### What you should do
Please pull out every line that includes the string "this".

#### Data supplied ####

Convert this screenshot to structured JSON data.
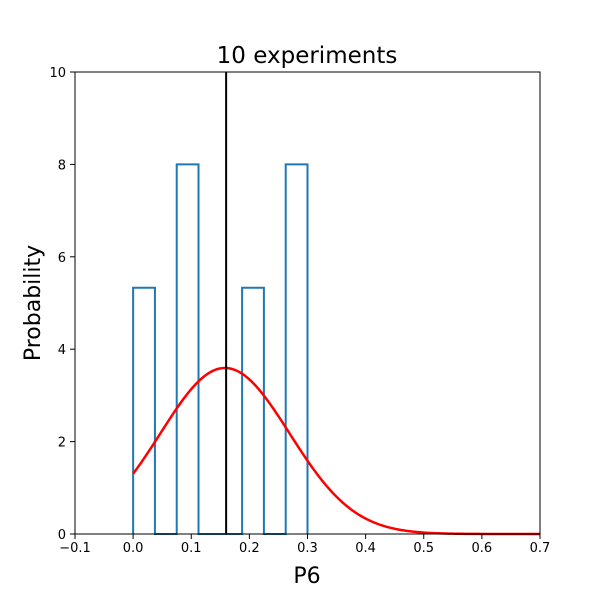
{
  "chart_data": {
    "type": "bar",
    "title": "10 experiments",
    "xlabel": "P6",
    "ylabel": "Probability",
    "xlim": [
      -0.1,
      0.7
    ],
    "ylim": [
      0,
      10
    ],
    "x_ticks": [
      "−0.1",
      "0.0",
      "0.1",
      "0.2",
      "0.3",
      "0.4",
      "0.5",
      "0.6",
      "0.7"
    ],
    "y_ticks": [
      "0",
      "2",
      "4",
      "6",
      "8",
      "10"
    ],
    "grid": false,
    "histogram": {
      "style": "step",
      "color": "#1f77b4",
      "bin_edges": [
        0.0,
        0.0375,
        0.075,
        0.1125,
        0.15,
        0.1875,
        0.225,
        0.2625,
        0.3
      ],
      "values": [
        5.33,
        0,
        8.0,
        0,
        0,
        5.33,
        0,
        8.0
      ]
    },
    "vertical_line": {
      "x": 0.16,
      "color": "#000000"
    },
    "normal_curve": {
      "color": "#ff0000",
      "mean": 0.158,
      "std": 0.111,
      "x_start": 0.0,
      "x_end": 0.7
    }
  }
}
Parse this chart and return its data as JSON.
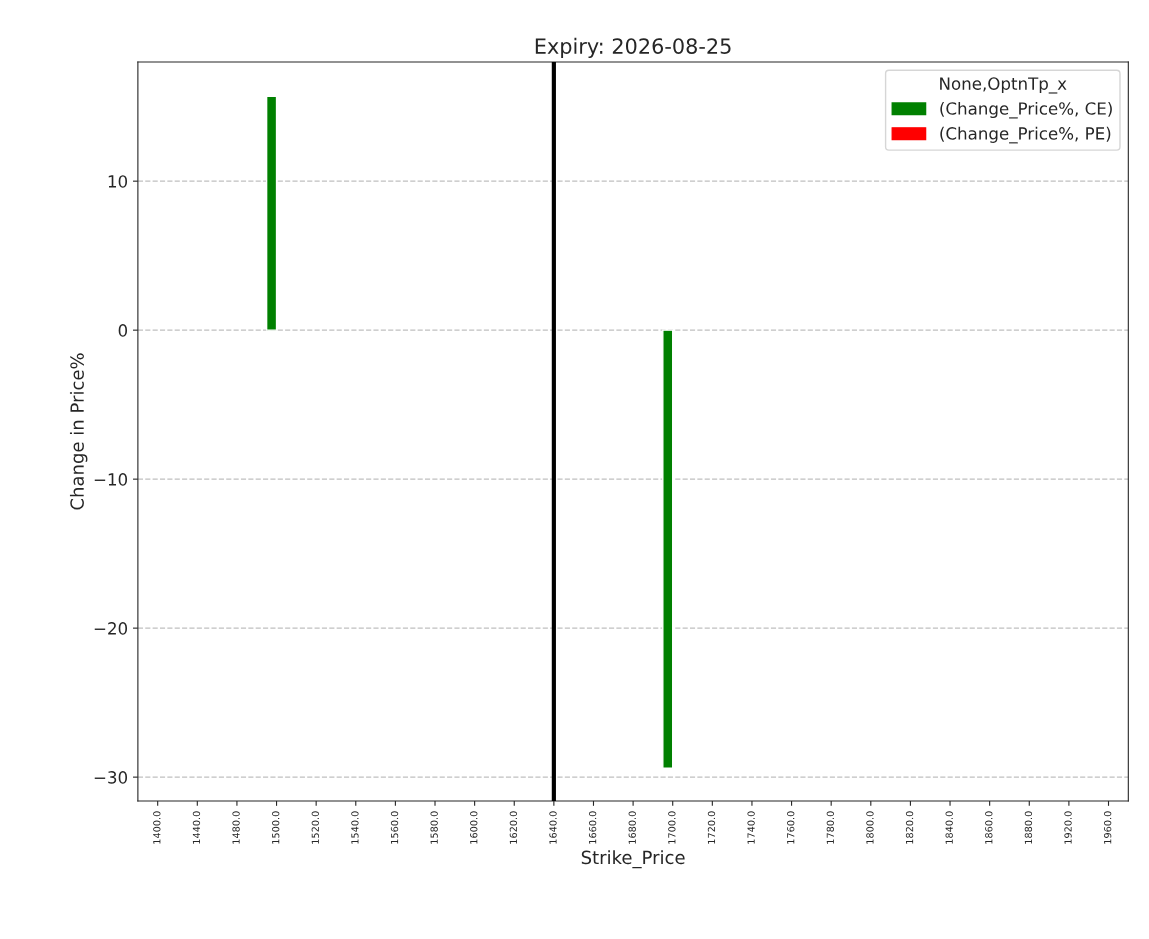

####

### Task response
Convert this screenshot to structured JSON data.
Parse this chart and return its data as JSON.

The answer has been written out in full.